### ABOUT THIS TASK
Output every record precisely.
--*--
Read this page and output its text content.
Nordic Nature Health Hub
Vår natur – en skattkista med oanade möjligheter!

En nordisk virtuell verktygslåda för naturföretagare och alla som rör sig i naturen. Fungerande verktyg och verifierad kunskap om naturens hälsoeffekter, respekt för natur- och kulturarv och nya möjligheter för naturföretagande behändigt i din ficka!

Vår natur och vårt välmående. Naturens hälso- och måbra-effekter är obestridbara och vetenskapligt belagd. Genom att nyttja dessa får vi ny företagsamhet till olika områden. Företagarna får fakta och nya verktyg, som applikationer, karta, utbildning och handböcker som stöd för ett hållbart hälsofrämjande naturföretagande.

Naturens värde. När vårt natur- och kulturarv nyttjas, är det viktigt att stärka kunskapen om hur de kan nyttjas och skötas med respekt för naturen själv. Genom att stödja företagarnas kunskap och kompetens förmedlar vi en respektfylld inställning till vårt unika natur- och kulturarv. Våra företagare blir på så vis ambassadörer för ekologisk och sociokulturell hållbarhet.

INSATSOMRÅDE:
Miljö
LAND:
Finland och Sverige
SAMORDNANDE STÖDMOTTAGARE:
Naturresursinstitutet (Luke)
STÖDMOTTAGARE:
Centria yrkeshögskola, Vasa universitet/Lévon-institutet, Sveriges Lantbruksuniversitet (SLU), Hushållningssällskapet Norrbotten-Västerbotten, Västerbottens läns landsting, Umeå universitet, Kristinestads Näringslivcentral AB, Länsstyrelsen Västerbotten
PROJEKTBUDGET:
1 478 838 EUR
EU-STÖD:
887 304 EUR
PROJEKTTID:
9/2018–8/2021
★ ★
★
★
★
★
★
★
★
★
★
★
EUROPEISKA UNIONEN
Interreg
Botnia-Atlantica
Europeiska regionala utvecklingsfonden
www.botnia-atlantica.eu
--*--
### WRITTEN SOLUTION
Read this page and output its text content.
Nordic Nature Health Hub
Vår natur – en skattkista med oanade möjligheter!

En nordisk virtuell verktygslåda för naturföretagare och alla som rör sig i naturen. Fungerande verktyg och verifierad kunskap om naturens hälsoeffekter, respekt för natur- och kulturarv och nya möjligheter för naturföretagande behändigt i din ficka!

Vår natur och vårt välmående. Naturens hälso- och måbra-effekter är obestridbara och vetenskapligt belagd. Genom att nyttja dessa får vi ny företagsamhet till olika områden. Företagarna får fakta och nya verktyg, som applikationer, karta, utbildning och handböcker som stöd för ett hållbart hälsofrämjande naturföretagande.

Naturens värde. När vårt natur- och kulturarv nyttjas, är det viktigt att stärka kunskapen om hur de kan nyttjas och skötas med respekt för naturen själv. Genom att stödja företagarnas kunskap och kompetens förmedlar vi en respektfylld inställning till vårt unika natur- och kulturarv. Våra företagare blir på så vis ambassadörer för ekologisk och sociokulturell hållbarhet.

INSATSOMRÅDE:
Miljö
LAND:
Finland och Sverige
SAMORDNANDE STÖDMOTTAGARE:
Naturresursinstitutet (Luke)
STÖDMOTTAGARE:
Centria yrkeshögskola, Vasa universitet/Lévon-institutet, Sveriges Lantbruksuniversitet (SLU), Hushållningssällskapet Norrbotten-Västerbotten, Västerbottens läns landsting, Umeå universitet, Kristinestads Näringslivcentral AB, Länsstyrelsen Västerbotten
PROJEKTBUDGET:
1 478 838 EUR
EU-STÖD:
887 304 EUR
PROJEKTTID:
9/2018–8/2021
★ ★
★
★
★
★
★
★
★
★
★
★
EUROPEISKA UNIONEN
Interreg
Botnia-Atlantica
Europeiska regionala utvecklingsfonden
www.botnia-atlantica.eu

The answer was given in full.